PROVIDED RECORDS -
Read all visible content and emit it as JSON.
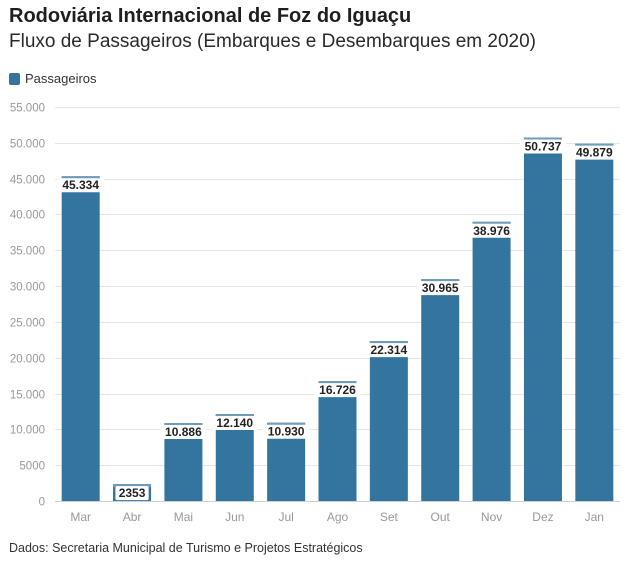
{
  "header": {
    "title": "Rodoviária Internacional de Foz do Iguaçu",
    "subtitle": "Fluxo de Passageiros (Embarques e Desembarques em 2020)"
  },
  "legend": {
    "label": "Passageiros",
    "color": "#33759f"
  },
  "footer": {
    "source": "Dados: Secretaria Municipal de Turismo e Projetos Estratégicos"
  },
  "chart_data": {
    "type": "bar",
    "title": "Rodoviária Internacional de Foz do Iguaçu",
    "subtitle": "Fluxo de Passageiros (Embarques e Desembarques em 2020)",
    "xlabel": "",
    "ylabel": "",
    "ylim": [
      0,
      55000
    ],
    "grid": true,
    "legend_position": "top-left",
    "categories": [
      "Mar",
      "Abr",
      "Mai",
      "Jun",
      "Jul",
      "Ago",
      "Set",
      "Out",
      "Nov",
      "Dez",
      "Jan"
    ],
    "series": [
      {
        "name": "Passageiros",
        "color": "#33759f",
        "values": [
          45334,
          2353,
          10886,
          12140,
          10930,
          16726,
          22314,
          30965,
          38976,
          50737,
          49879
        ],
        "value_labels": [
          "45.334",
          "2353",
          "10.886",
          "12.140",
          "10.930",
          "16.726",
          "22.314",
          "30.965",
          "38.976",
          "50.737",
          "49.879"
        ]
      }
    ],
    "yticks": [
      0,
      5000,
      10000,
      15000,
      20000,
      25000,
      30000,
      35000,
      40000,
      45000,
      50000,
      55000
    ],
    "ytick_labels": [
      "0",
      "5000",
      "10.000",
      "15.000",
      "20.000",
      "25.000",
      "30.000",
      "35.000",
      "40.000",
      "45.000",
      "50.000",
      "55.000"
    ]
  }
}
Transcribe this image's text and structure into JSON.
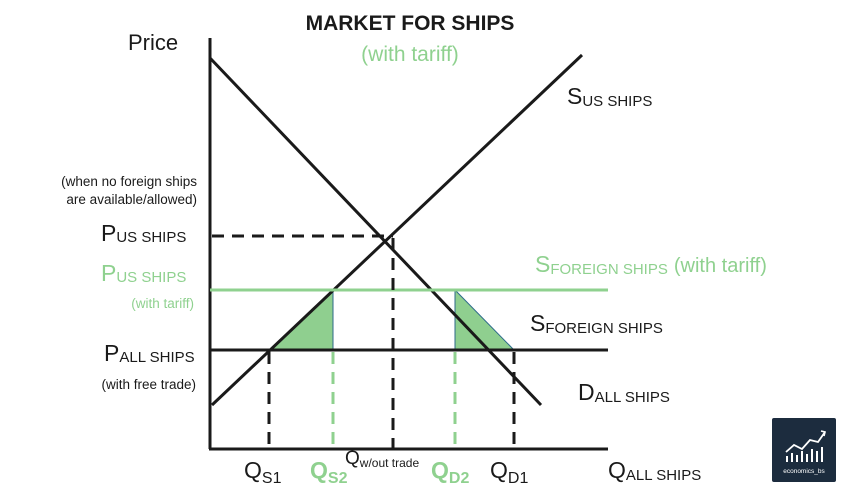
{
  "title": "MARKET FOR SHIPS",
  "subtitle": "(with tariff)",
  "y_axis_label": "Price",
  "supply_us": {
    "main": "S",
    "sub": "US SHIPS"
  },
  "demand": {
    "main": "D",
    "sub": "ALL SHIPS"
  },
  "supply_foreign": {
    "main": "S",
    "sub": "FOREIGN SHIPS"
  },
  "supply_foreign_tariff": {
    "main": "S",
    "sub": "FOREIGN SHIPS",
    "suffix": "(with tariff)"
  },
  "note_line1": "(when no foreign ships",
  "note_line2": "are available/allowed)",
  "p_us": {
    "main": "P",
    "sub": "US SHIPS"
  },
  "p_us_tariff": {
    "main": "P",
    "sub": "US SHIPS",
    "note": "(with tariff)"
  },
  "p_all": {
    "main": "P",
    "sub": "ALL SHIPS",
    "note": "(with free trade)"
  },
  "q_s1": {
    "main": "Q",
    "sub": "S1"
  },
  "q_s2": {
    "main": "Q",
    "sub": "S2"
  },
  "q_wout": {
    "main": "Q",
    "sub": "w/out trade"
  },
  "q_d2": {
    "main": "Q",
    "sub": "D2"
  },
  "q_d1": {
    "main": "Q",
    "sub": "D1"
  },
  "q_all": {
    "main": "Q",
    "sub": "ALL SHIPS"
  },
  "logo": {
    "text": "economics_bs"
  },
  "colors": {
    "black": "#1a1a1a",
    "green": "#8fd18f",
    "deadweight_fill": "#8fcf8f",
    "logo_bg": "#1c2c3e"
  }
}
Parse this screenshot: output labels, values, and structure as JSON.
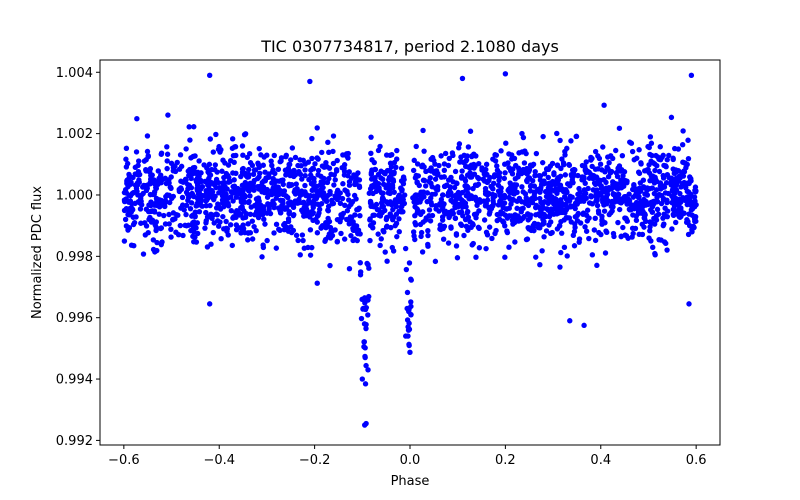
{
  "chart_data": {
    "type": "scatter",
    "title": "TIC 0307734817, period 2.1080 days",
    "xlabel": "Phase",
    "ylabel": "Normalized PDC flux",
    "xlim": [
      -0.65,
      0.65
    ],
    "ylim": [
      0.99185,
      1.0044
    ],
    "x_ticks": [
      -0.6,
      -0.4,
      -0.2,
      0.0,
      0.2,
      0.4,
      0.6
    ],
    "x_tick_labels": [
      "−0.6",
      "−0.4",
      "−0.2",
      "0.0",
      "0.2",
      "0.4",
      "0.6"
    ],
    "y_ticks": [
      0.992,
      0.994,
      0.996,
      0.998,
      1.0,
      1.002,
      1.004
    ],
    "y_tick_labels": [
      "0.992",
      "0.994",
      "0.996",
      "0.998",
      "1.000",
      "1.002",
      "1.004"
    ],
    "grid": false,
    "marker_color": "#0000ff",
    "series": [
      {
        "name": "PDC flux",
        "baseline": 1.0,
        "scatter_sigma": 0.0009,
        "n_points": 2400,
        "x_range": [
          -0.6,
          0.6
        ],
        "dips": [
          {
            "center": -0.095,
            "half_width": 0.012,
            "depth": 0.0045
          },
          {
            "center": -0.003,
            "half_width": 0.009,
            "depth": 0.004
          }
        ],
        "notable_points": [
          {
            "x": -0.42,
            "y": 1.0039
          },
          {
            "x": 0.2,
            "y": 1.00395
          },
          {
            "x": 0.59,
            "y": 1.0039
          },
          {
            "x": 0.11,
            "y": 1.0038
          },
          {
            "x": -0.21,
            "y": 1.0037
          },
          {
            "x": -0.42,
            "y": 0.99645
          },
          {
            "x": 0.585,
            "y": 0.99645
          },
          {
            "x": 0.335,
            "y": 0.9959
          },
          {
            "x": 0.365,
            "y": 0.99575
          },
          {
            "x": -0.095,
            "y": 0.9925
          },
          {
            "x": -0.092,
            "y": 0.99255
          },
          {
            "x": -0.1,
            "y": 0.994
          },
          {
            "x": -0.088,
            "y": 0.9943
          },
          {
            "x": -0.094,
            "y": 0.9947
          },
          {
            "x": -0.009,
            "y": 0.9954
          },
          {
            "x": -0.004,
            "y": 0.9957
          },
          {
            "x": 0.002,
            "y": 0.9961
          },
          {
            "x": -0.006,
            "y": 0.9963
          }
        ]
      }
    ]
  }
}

SET PROBLEM -
Write every entry out again exactly, dropping the pictures.

COMPLETED TASK -
Read all visible content and emit it as JSON.
{
  "header": {
    "title": "Rodoviária Internacional de Foz do Iguaçu",
    "subtitle": "Fluxo de Passageiros (Embarques e Desembarques em 2020)"
  },
  "legend": {
    "label": "Passageiros",
    "color": "#33759f"
  },
  "footer": {
    "source": "Dados: Secretaria Municipal de Turismo e Projetos Estratégicos"
  },
  "chart_data": {
    "type": "bar",
    "title": "Rodoviária Internacional de Foz do Iguaçu",
    "subtitle": "Fluxo de Passageiros (Embarques e Desembarques em 2020)",
    "xlabel": "",
    "ylabel": "",
    "ylim": [
      0,
      55000
    ],
    "grid": true,
    "legend_position": "top-left",
    "categories": [
      "Mar",
      "Abr",
      "Mai",
      "Jun",
      "Jul",
      "Ago",
      "Set",
      "Out",
      "Nov",
      "Dez",
      "Jan"
    ],
    "series": [
      {
        "name": "Passageiros",
        "color": "#33759f",
        "values": [
          45334,
          2353,
          10886,
          12140,
          10930,
          16726,
          22314,
          30965,
          38976,
          50737,
          49879
        ],
        "value_labels": [
          "45.334",
          "2353",
          "10.886",
          "12.140",
          "10.930",
          "16.726",
          "22.314",
          "30.965",
          "38.976",
          "50.737",
          "49.879"
        ]
      }
    ],
    "yticks": [
      0,
      5000,
      10000,
      15000,
      20000,
      25000,
      30000,
      35000,
      40000,
      45000,
      50000,
      55000
    ],
    "ytick_labels": [
      "0",
      "5000",
      "10.000",
      "15.000",
      "20.000",
      "25.000",
      "30.000",
      "35.000",
      "40.000",
      "45.000",
      "50.000",
      "55.000"
    ]
  }
}
Transcribe this image's text and structure into JSON.
{
  "title": "MARKET FOR SHIPS",
  "subtitle": "(with tariff)",
  "y_axis_label": "Price",
  "supply_us": {
    "main": "S",
    "sub": "US SHIPS"
  },
  "demand": {
    "main": "D",
    "sub": "ALL SHIPS"
  },
  "supply_foreign": {
    "main": "S",
    "sub": "FOREIGN SHIPS"
  },
  "supply_foreign_tariff": {
    "main": "S",
    "sub": "FOREIGN SHIPS",
    "suffix": "(with tariff)"
  },
  "note_line1": "(when no foreign ships",
  "note_line2": "are available/allowed)",
  "p_us": {
    "main": "P",
    "sub": "US SHIPS"
  },
  "p_us_tariff": {
    "main": "P",
    "sub": "US SHIPS",
    "note": "(with tariff)"
  },
  "p_all": {
    "main": "P",
    "sub": "ALL SHIPS",
    "note": "(with free trade)"
  },
  "q_s1": {
    "main": "Q",
    "sub": "S1"
  },
  "q_s2": {
    "main": "Q",
    "sub": "S2"
  },
  "q_wout": {
    "main": "Q",
    "sub": "w/out trade"
  },
  "q_d2": {
    "main": "Q",
    "sub": "D2"
  },
  "q_d1": {
    "main": "Q",
    "sub": "D1"
  },
  "q_all": {
    "main": "Q",
    "sub": "ALL SHIPS"
  },
  "logo": {
    "text": "economics_bs"
  },
  "colors": {
    "black": "#1a1a1a",
    "green": "#8fd18f",
    "deadweight_fill": "#8fcf8f",
    "logo_bg": "#1c2c3e"
  }
}
Parse this screenshot: output labels, values, and structure as JSON.
{
  "chart_data": {
    "type": "scatter",
    "title": "TIC 0307734817, period 2.1080 days",
    "xlabel": "Phase",
    "ylabel": "Normalized PDC flux",
    "xlim": [
      -0.65,
      0.65
    ],
    "ylim": [
      0.99185,
      1.0044
    ],
    "x_ticks": [
      -0.6,
      -0.4,
      -0.2,
      0.0,
      0.2,
      0.4,
      0.6
    ],
    "x_tick_labels": [
      "−0.6",
      "−0.4",
      "−0.2",
      "0.0",
      "0.2",
      "0.4",
      "0.6"
    ],
    "y_ticks": [
      0.992,
      0.994,
      0.996,
      0.998,
      1.0,
      1.002,
      1.004
    ],
    "y_tick_labels": [
      "0.992",
      "0.994",
      "0.996",
      "0.998",
      "1.000",
      "1.002",
      "1.004"
    ],
    "grid": false,
    "marker_color": "#0000ff",
    "series": [
      {
        "name": "PDC flux",
        "baseline": 1.0,
        "scatter_sigma": 0.0009,
        "n_points": 2400,
        "x_range": [
          -0.6,
          0.6
        ],
        "dips": [
          {
            "center": -0.095,
            "half_width": 0.012,
            "depth": 0.0045
          },
          {
            "center": -0.003,
            "half_width": 0.009,
            "depth": 0.004
          }
        ],
        "notable_points": [
          {
            "x": -0.42,
            "y": 1.0039
          },
          {
            "x": 0.2,
            "y": 1.00395
          },
          {
            "x": 0.59,
            "y": 1.0039
          },
          {
            "x": 0.11,
            "y": 1.0038
          },
          {
            "x": -0.21,
            "y": 1.0037
          },
          {
            "x": -0.42,
            "y": 0.99645
          },
          {
            "x": 0.585,
            "y": 0.99645
          },
          {
            "x": 0.335,
            "y": 0.9959
          },
          {
            "x": 0.365,
            "y": 0.99575
          },
          {
            "x": -0.095,
            "y": 0.9925
          },
          {
            "x": -0.092,
            "y": 0.99255
          },
          {
            "x": -0.1,
            "y": 0.994
          },
          {
            "x": -0.088,
            "y": 0.9943
          },
          {
            "x": -0.094,
            "y": 0.9947
          },
          {
            "x": -0.009,
            "y": 0.9954
          },
          {
            "x": -0.004,
            "y": 0.9957
          },
          {
            "x": 0.002,
            "y": 0.9961
          },
          {
            "x": -0.006,
            "y": 0.9963
          }
        ]
      }
    ]
  }
}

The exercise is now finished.